§ Exercise
Go through the data below and copy it exactly, skipping every picture.

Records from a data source

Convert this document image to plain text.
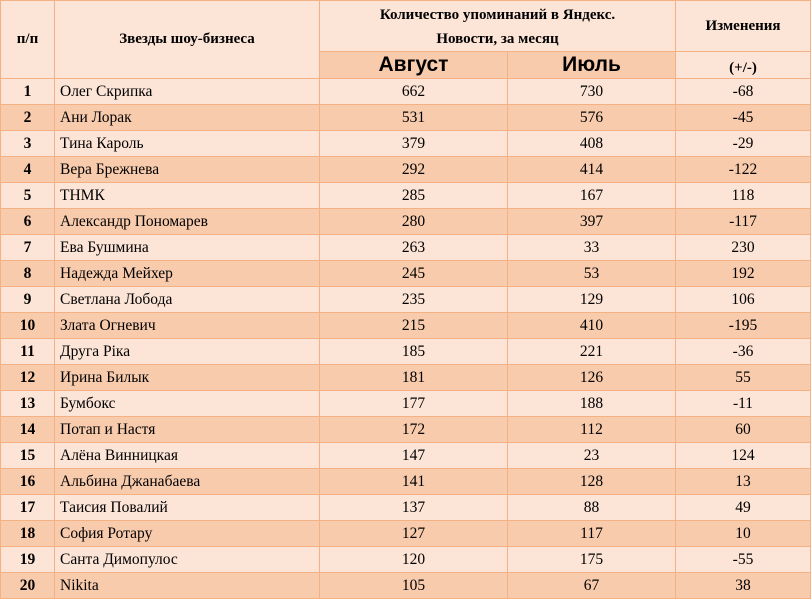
п/п	Звезды шоу-бизнеса	Количество упоминаний в Яндекс.
Новости, за месяц		Изменения
		Август	Июль	(+/-)
1	Олег Скрипка	662	730	-68
2	Ани Лорак	531	576	-45
3	Тина Кароль	379	408	-29
4	Вера Брежнева	292	414	-122
5	ТНМК	285	167	118
6	Александр Пономарев	280	397	-117
7	Ева Бушмина	263	33	230
8	Надежда Мейхер	245	53	192
9	Светлана Лобода	235	129	106
10	Злата Огневич	215	410	-195
11	Друга Ріка	185	221	-36
12	Ирина Билык	181	126	55
13	Бумбокс	177	188	-11
14	Потап и Настя	172	112	60
15	Алёна Винницкая	147	23	124
16	Альбина Джанабаева	141	128	13
17	Таисия Повалий	137	88	49
18	София Ротару	127	117	10
19	Санта Димопулос	120	175	-55
20	Nikita	105	67	38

§ Expected answer
Convert this document image to plain text.
п/п	Звезды шоу-бизнеса	Количество упоминаний в Яндекс.
Новости, за месяц		Изменения
		Август	Июль	(+/-)
1	Олег Скрипка	662	730	-68
2	Ани Лорак	531	576	-45
3	Тина Кароль	379	408	-29
4	Вера Брежнева	292	414	-122
5	ТНМК	285	167	118
6	Александр Пономарев	280	397	-117
7	Ева Бушмина	263	33	230
8	Надежда Мейхер	245	53	192
9	Светлана Лобода	235	129	106
10	Злата Огневич	215	410	-195
11	Друга Ріка	185	221	-36
12	Ирина Билык	181	126	55
13	Бумбокс	177	188	-11
14	Потап и Настя	172	112	60
15	Алёна Винницкая	147	23	124
16	Альбина Джанабаева	141	128	13
17	Таисия Повалий	137	88	49
18	София Ротару	127	117	10
19	Санта Димопулос	120	175	-55
20	Nikita	105	67	38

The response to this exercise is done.